Die Aufgabe:
Gib die folgenden Zeilen Wort für Wort wieder und lass dabei die Bilder weg.

^^^^^^^^

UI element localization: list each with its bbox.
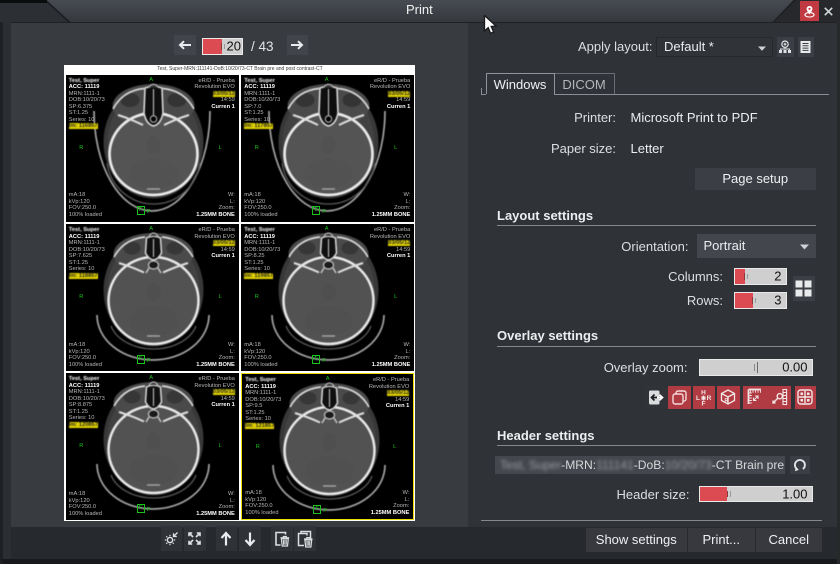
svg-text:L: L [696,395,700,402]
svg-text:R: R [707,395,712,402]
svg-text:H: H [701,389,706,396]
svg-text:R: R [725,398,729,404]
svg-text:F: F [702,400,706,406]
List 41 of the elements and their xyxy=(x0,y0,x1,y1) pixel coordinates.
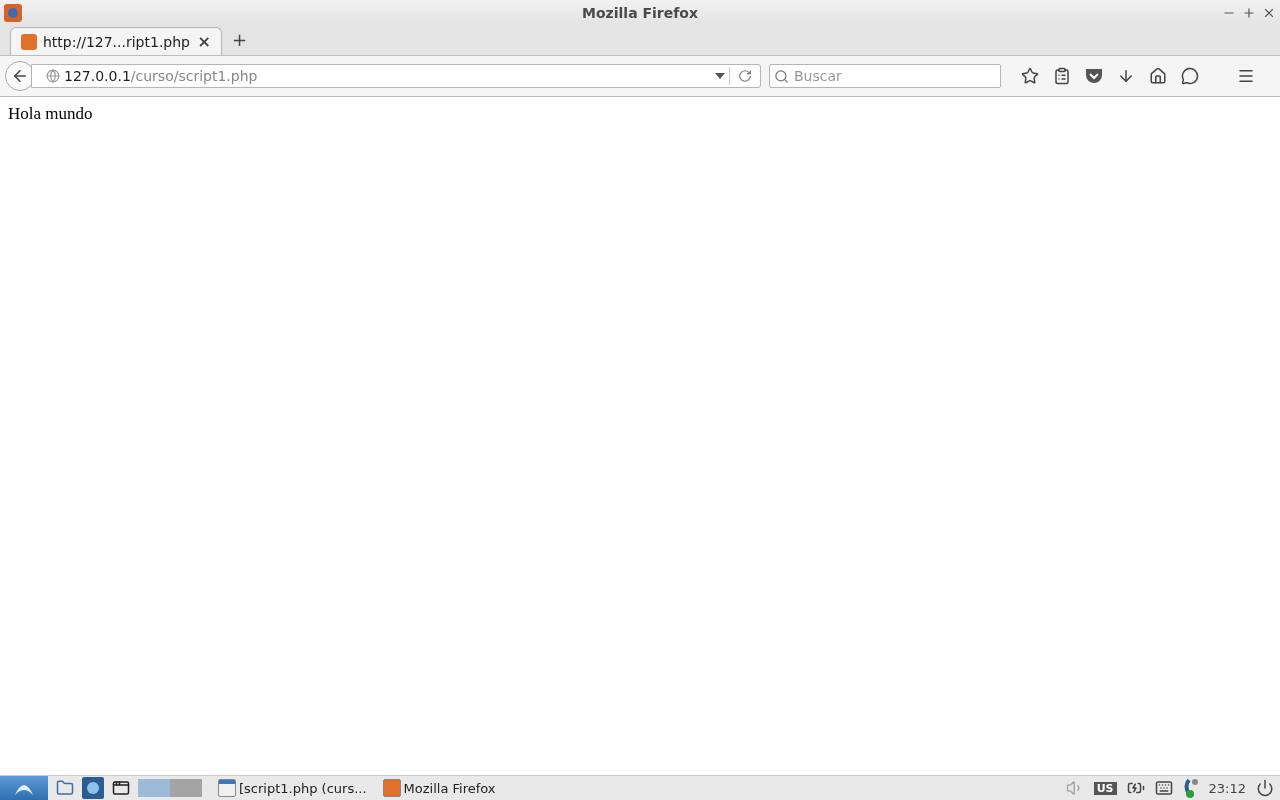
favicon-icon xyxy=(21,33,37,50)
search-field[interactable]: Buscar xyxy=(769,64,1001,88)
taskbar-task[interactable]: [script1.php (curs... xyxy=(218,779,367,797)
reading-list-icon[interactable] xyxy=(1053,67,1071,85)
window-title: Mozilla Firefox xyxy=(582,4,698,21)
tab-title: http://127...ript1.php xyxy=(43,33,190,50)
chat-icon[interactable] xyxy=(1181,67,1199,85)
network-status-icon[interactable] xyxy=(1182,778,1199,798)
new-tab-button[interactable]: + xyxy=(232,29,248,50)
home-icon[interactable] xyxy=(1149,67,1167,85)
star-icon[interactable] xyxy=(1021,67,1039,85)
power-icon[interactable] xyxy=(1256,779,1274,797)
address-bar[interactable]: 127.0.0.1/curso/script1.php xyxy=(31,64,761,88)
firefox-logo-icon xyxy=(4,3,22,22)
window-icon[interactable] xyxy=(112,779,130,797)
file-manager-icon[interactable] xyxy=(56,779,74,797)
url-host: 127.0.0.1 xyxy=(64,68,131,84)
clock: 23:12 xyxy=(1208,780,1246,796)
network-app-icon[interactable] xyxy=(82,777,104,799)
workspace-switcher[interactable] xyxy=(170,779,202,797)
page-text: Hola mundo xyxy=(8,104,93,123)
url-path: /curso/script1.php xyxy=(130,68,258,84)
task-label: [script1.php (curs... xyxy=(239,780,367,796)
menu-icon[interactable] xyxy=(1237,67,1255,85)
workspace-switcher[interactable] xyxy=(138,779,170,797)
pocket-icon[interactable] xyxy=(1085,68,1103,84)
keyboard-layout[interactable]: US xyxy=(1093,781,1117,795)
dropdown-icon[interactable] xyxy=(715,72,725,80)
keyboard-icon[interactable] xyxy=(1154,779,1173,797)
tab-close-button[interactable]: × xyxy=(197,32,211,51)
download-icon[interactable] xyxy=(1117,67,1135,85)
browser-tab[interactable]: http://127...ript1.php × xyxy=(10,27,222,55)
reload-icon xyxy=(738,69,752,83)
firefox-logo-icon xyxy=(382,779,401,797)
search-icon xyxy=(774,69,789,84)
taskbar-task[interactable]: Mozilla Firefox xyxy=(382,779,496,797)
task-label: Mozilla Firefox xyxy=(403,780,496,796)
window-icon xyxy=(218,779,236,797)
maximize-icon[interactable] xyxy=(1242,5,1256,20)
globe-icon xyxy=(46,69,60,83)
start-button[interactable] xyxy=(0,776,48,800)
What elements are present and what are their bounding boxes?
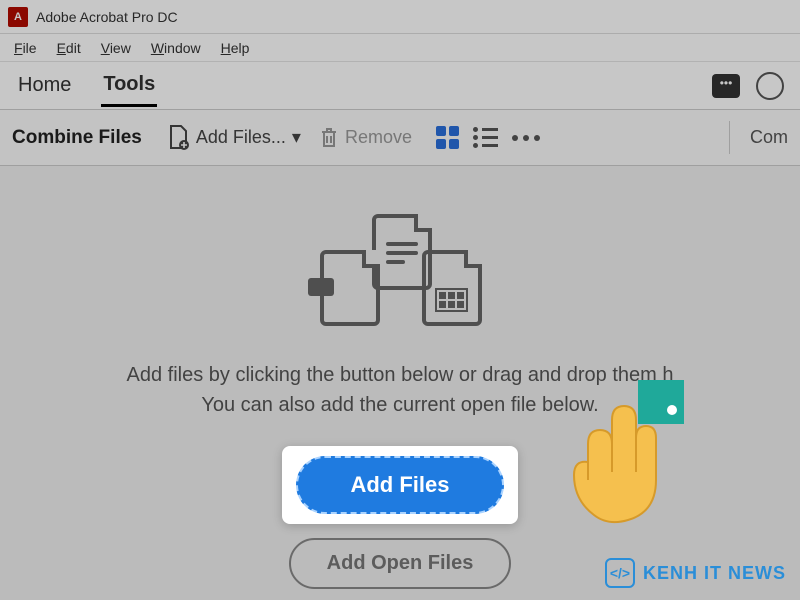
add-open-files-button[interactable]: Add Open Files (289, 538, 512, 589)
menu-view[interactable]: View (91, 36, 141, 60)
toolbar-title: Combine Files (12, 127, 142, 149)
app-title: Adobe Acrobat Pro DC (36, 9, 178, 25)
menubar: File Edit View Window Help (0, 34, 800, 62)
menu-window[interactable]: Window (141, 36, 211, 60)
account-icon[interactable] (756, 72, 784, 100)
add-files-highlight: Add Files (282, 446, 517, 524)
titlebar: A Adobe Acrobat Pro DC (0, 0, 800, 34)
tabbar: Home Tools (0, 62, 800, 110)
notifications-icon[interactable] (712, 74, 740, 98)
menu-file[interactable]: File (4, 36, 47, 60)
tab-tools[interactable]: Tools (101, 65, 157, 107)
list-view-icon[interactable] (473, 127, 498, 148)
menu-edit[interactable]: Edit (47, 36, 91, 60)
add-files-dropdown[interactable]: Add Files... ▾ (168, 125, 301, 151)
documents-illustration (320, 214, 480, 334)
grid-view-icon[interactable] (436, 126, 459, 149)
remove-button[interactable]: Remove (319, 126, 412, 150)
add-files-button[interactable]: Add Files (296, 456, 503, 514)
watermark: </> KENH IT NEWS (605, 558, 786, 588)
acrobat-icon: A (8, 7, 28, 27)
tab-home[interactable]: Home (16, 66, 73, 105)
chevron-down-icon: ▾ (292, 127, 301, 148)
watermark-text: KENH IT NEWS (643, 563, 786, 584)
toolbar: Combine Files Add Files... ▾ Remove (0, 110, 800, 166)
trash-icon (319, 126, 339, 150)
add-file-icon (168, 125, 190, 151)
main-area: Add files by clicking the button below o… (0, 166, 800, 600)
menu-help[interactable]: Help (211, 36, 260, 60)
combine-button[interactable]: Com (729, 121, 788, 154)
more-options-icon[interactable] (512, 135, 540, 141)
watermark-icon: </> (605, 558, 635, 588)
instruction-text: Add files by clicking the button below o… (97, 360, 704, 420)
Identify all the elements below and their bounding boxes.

^^^^^^^^

Die Antwort:
UI element localization: list each with its bbox.
svg-text:L: L [696,395,700,402]
svg-text:R: R [707,395,712,402]
svg-text:H: H [701,389,706,396]
svg-text:R: R [725,398,729,404]
svg-text:F: F [702,400,706,406]
List 41 of the elements and their xyxy=(x0,y0,x1,y1) pixel coordinates.
favicon-icon xyxy=(21,33,37,50)
search-field[interactable]: Buscar xyxy=(769,64,1001,88)
taskbar-task[interactable]: [script1.php (curs... xyxy=(218,779,367,797)
reading-list-icon[interactable] xyxy=(1053,67,1071,85)
window-title: Mozilla Firefox xyxy=(582,4,698,21)
tab-title: http://127...ript1.php xyxy=(43,33,190,50)
chat-icon[interactable] xyxy=(1181,67,1199,85)
network-status-icon[interactable] xyxy=(1182,778,1199,798)
new-tab-button[interactable]: + xyxy=(232,29,248,50)
home-icon[interactable] xyxy=(1149,67,1167,85)
star-icon[interactable] xyxy=(1021,67,1039,85)
power-icon[interactable] xyxy=(1256,779,1274,797)
address-bar[interactable]: 127.0.0.1/curso/script1.php xyxy=(31,64,761,88)
firefox-logo-icon xyxy=(4,3,22,22)
window-icon[interactable] xyxy=(112,779,130,797)
file-manager-icon[interactable] xyxy=(56,779,74,797)
url-host: 127.0.0.1 xyxy=(64,68,131,84)
clock: 23:12 xyxy=(1208,780,1246,796)
network-app-icon[interactable] xyxy=(82,777,104,799)
workspace-switcher[interactable] xyxy=(170,779,202,797)
page-text: Hola mundo xyxy=(8,104,93,123)
url-path: /curso/script1.php xyxy=(130,68,258,84)
task-label: [script1.php (curs... xyxy=(239,780,367,796)
menu-icon[interactable] xyxy=(1237,67,1255,85)
workspace-switcher[interactable] xyxy=(138,779,170,797)
pocket-icon[interactable] xyxy=(1085,68,1103,84)
keyboard-layout[interactable]: US xyxy=(1093,781,1117,795)
dropdown-icon[interactable] xyxy=(715,72,725,80)
keyboard-icon[interactable] xyxy=(1154,779,1173,797)
tab-close-button[interactable]: × xyxy=(197,32,211,51)
download-icon[interactable] xyxy=(1117,67,1135,85)
browser-tab[interactable]: http://127...ript1.php × xyxy=(10,27,222,55)
reload-icon xyxy=(738,69,752,83)
firefox-logo-icon xyxy=(382,779,401,797)
search-icon xyxy=(774,69,789,84)
taskbar-task[interactable]: Mozilla Firefox xyxy=(382,779,496,797)
task-label: Mozilla Firefox xyxy=(403,780,496,796)
window-icon xyxy=(218,779,236,797)
maximize-icon[interactable] xyxy=(1242,5,1256,20)
globe-icon xyxy=(46,69,60,83)
start-button[interactable] xyxy=(0,776,48,800)
What elements are present and what are their bounding boxes?
add-open-files-button[interactable]: Add Open Files (289, 538, 512, 589)
menu-view[interactable]: View (91, 36, 141, 60)
toolbar-title: Combine Files (12, 127, 142, 149)
app-title: Adobe Acrobat Pro DC (36, 9, 178, 25)
menubar: File Edit View Window Help (0, 34, 800, 62)
menu-window[interactable]: Window (141, 36, 211, 60)
account-icon[interactable] (756, 72, 784, 100)
add-files-highlight: Add Files (282, 446, 517, 524)
titlebar: A Adobe Acrobat Pro DC (0, 0, 800, 34)
tabbar: Home Tools (0, 62, 800, 110)
notifications-icon[interactable] (712, 74, 740, 98)
menu-file[interactable]: File (4, 36, 47, 60)
tab-tools[interactable]: Tools (101, 65, 157, 107)
list-view-icon[interactable] (473, 127, 498, 148)
menu-edit[interactable]: Edit (47, 36, 91, 60)
add-files-dropdown[interactable]: Add Files... ▾ (168, 125, 301, 151)
documents-illustration (320, 214, 480, 334)
grid-view-icon[interactable] (436, 126, 459, 149)
remove-button[interactable]: Remove (319, 126, 412, 150)
add-files-button[interactable]: Add Files (296, 456, 503, 514)
watermark: </> KENH IT NEWS (605, 558, 786, 588)
acrobat-icon: A (8, 7, 28, 27)
tab-home[interactable]: Home (16, 66, 73, 105)
chevron-down-icon: ▾ (292, 127, 301, 148)
watermark-text: KENH IT NEWS (643, 563, 786, 584)
toolbar: Combine Files Add Files... ▾ Remove (0, 110, 800, 166)
trash-icon (319, 126, 339, 150)
add-file-icon (168, 125, 190, 151)
main-area: Add files by clicking the button below o… (0, 166, 800, 600)
menu-help[interactable]: Help (211, 36, 260, 60)
combine-button[interactable]: Com (729, 121, 788, 154)
more-options-icon[interactable] (512, 135, 540, 141)
watermark-icon: </> (605, 558, 635, 588)
instruction-text: Add files by clicking the button below o… (97, 360, 704, 420)
Identify all the elements below and their bounding boxes.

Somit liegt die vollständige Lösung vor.